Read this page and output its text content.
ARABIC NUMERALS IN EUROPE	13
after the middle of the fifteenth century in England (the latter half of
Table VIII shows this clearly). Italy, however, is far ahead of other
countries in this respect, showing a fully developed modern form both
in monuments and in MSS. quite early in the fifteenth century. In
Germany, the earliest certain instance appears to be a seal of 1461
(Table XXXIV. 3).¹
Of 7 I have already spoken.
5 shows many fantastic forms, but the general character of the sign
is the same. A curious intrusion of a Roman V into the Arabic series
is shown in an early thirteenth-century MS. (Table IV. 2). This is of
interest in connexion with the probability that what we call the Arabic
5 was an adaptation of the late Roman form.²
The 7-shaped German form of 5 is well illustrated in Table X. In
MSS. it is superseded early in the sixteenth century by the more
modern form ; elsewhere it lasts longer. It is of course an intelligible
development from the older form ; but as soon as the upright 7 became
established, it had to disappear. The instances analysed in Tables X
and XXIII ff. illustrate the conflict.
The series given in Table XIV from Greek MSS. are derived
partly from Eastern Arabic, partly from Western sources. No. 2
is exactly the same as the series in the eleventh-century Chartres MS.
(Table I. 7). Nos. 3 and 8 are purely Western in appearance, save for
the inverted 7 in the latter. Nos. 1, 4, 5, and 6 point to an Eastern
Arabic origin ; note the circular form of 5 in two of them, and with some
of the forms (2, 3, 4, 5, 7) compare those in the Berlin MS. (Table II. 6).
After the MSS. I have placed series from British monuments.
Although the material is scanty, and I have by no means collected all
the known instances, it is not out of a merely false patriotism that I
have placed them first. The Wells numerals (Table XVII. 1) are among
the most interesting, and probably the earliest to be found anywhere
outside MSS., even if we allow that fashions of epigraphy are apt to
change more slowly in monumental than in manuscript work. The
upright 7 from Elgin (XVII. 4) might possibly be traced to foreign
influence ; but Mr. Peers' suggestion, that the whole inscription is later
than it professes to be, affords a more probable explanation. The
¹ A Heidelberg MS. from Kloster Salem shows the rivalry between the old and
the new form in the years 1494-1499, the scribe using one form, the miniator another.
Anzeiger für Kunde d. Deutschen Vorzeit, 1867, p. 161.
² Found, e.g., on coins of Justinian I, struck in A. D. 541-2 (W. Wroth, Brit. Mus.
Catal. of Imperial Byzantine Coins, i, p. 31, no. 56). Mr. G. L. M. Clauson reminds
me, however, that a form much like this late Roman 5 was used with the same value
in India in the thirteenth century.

-- AIM OF THE TASK --
Look through the material and copy each line that has "shows".

-- FULL SOLUTION --
Table VIII shows this clearly). Italy, however, is far ahead of other
5 shows many fantastic forms, but the general character of the sign
¹ A Heidelberg MS. from Kloster Salem shows the rivalry between the old and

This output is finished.